To do >>
How many lines in the records below contain the word "предусмотренных"? Answer with the number alone.

Recorded data:
######
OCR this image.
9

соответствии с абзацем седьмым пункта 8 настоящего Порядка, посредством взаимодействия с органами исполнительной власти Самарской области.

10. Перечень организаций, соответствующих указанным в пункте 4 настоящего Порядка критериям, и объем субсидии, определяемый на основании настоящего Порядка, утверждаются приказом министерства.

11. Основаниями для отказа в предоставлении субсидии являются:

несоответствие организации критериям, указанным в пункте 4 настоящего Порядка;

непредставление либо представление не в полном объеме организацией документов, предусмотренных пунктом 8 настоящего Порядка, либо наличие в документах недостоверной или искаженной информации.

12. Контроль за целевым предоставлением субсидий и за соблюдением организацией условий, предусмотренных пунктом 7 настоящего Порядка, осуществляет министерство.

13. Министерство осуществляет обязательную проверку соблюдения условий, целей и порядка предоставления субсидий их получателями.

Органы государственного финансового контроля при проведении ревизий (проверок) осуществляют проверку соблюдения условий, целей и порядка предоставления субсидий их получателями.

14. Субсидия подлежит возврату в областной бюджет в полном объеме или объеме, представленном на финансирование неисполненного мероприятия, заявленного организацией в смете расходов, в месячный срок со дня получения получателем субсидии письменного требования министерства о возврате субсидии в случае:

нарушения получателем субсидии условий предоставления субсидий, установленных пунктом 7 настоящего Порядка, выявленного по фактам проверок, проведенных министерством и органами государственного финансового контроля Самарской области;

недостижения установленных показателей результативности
######
Answer to the exercise >>
2